Material provided:

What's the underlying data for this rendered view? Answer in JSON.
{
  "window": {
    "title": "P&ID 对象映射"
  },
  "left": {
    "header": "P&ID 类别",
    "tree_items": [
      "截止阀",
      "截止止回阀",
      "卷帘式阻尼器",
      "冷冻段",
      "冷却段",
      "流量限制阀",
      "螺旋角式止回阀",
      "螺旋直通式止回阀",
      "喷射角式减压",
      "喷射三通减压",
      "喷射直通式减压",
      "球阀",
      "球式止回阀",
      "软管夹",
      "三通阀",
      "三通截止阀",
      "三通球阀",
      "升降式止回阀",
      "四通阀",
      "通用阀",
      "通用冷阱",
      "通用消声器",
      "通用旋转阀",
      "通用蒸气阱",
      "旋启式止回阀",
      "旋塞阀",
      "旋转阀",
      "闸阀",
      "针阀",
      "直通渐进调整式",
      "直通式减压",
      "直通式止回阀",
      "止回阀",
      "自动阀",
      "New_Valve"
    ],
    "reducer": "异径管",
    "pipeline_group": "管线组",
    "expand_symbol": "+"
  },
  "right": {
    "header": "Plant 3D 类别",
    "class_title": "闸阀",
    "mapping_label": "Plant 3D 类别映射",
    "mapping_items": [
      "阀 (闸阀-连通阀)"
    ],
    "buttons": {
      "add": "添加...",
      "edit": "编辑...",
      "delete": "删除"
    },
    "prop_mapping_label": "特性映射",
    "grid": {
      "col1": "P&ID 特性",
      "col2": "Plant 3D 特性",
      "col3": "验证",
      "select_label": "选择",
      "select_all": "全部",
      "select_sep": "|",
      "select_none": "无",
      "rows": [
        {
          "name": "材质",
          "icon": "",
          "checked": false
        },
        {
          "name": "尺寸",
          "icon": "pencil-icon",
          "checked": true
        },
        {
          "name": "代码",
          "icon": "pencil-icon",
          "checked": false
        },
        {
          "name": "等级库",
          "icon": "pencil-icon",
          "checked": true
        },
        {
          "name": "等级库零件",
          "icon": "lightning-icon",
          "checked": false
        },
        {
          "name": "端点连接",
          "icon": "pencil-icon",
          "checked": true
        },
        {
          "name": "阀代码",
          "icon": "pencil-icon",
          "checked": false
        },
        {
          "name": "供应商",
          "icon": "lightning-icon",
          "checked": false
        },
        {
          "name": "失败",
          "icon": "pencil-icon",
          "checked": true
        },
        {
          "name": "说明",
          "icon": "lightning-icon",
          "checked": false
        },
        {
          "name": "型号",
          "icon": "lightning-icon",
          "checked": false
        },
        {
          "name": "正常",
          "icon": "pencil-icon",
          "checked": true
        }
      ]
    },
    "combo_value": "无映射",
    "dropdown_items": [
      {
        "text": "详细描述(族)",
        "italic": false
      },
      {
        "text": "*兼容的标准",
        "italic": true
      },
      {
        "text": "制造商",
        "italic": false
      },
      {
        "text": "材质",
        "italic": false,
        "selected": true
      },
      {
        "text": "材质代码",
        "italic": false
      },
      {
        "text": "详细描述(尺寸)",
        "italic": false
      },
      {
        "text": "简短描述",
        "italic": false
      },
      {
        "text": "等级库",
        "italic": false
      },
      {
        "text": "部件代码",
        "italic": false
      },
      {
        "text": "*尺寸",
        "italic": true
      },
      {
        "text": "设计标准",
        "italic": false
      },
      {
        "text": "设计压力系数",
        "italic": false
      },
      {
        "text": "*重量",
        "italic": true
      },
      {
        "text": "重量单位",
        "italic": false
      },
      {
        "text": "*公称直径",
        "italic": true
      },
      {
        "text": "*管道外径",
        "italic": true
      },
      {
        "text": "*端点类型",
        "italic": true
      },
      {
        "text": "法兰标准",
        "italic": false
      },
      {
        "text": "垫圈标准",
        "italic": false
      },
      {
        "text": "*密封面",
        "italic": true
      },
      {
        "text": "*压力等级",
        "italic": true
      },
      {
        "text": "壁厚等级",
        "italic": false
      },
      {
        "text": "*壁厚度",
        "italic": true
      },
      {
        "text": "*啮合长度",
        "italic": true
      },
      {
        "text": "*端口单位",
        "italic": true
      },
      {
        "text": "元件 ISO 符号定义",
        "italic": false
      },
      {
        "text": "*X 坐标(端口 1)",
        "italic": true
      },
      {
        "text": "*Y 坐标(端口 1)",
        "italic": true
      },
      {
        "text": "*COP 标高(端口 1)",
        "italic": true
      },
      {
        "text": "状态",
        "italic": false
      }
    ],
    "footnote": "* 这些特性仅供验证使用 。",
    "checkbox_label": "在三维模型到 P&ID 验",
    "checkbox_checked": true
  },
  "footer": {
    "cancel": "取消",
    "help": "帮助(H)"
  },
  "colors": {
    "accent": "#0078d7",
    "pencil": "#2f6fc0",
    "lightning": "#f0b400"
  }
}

What the exercise asks:
Output the listing above without altering a single character.

The response:
What's the underlying data for this rendered view? Answer in JSON.
{
  "window": {
    "title": "P&ID 对象映射"
  },
  "left": {
    "header": "P&ID 类别",
    "tree_items": [
      "截止阀",
      "截止止回阀",
      "卷帘式阻尼器",
      "冷冻段",
      "冷却段",
      "流量限制阀",
      "螺旋角式止回阀",
      "螺旋直通式止回阀",
      "喷射角式减压",
      "喷射三通减压",
      "喷射直通式减压",
      "球阀",
      "球式止回阀",
      "软管夹",
      "三通阀",
      "三通截止阀",
      "三通球阀",
      "升降式止回阀",
      "四通阀",
      "通用阀",
      "通用冷阱",
      "通用消声器",
      "通用旋转阀",
      "通用蒸气阱",
      "旋启式止回阀",
      "旋塞阀",
      "旋转阀",
      "闸阀",
      "针阀",
      "直通渐进调整式",
      "直通式减压",
      "直通式止回阀",
      "止回阀",
      "自动阀",
      "New_Valve"
    ],
    "reducer": "异径管",
    "pipeline_group": "管线组",
    "expand_symbol": "+"
  },
  "right": {
    "header": "Plant 3D 类别",
    "class_title": "闸阀",
    "mapping_label": "Plant 3D 类别映射",
    "mapping_items": [
      "阀 (闸阀-连通阀)"
    ],
    "buttons": {
      "add": "添加...",
      "edit": "编辑...",
      "delete": "删除"
    },
    "prop_mapping_label": "特性映射",
    "grid": {
      "col1": "P&ID 特性",
      "col2": "Plant 3D 特性",
      "col3": "验证",
      "select_label": "选择",
      "select_all": "全部",
      "select_sep": "|",
      "select_none": "无",
      "rows": [
        {
          "name": "材质",
          "icon": "",
          "checked": false
        },
        {
          "name": "尺寸",
          "icon": "pencil-icon",
          "checked": true
        },
        {
          "name": "代码",
          "icon": "pencil-icon",
          "checked": false
        },
        {
          "name": "等级库",
          "icon": "pencil-icon",
          "checked": true
        },
        {
          "name": "等级库零件",
          "icon": "lightning-icon",
          "checked": false
        },
        {
          "name": "端点连接",
          "icon": "pencil-icon",
          "checked": true
        },
        {
          "name": "阀代码",
          "icon": "pencil-icon",
          "checked": false
        },
        {
          "name": "供应商",
          "icon": "lightning-icon",
          "checked": false
        },
        {
          "name": "失败",
          "icon": "pencil-icon",
          "checked": true
        },
        {
          "name": "说明",
          "icon": "lightning-icon",
          "checked": false
        },
        {
          "name": "型号",
          "icon": "lightning-icon",
          "checked": false
        },
        {
          "name": "正常",
          "icon": "pencil-icon",
          "checked": true
        }
      ]
    },
    "combo_value": "无映射",
    "dropdown_items": [
      {
        "text": "详细描述(族)",
        "italic": false
      },
      {
        "text": "*兼容的标准",
        "italic": true
      },
      {
        "text": "制造商",
        "italic": false
      },
      {
        "text": "材质",
        "italic": false,
        "selected": true
      },
      {
        "text": "材质代码",
        "italic": false
      },
      {
        "text": "详细描述(尺寸)",
        "italic": false
      },
      {
        "text": "简短描述",
        "italic": false
      },
      {
        "text": "等级库",
        "italic": false
      },
      {
        "text": "部件代码",
        "italic": false
      },
      {
        "text": "*尺寸",
        "italic": true
      },
      {
        "text": "设计标准",
        "italic": false
      },
      {
        "text": "设计压力系数",
        "italic": false
      },
      {
        "text": "*重量",
        "italic": true
      },
      {
        "text": "重量单位",
        "italic": false
      },
      {
        "text": "*公称直径",
        "italic": true
      },
      {
        "text": "*管道外径",
        "italic": true
      },
      {
        "text": "*端点类型",
        "italic": true
      },
      {
        "text": "法兰标准",
        "italic": false
      },
      {
        "text": "垫圈标准",
        "italic": false
      },
      {
        "text": "*密封面",
        "italic": true
      },
      {
        "text": "*压力等级",
        "italic": true
      },
      {
        "text": "壁厚等级",
        "italic": false
      },
      {
        "text": "*壁厚度",
        "italic": true
      },
      {
        "text": "*啮合长度",
        "italic": true
      },
      {
        "text": "*端口单位",
        "italic": true
      },
      {
        "text": "元件 ISO 符号定义",
        "italic": false
      },
      {
        "text": "*X 坐标(端口 1)",
        "italic": true
      },
      {
        "text": "*Y 坐标(端口 1)",
        "italic": true
      },
      {
        "text": "*COP 标高(端口 1)",
        "italic": true
      },
      {
        "text": "状态",
        "italic": false
      }
    ],
    "footnote": "* 这些特性仅供验证使用 。",
    "checkbox_label": "在三维模型到 P&ID 验",
    "checkbox_checked": true
  },
  "footer": {
    "cancel": "取消",
    "help": "帮助(H)"
  },
  "colors": {
    "accent": "#0078d7",
    "pencil": "#2f6fc0",
    "lightning": "#f0b400"
  }
}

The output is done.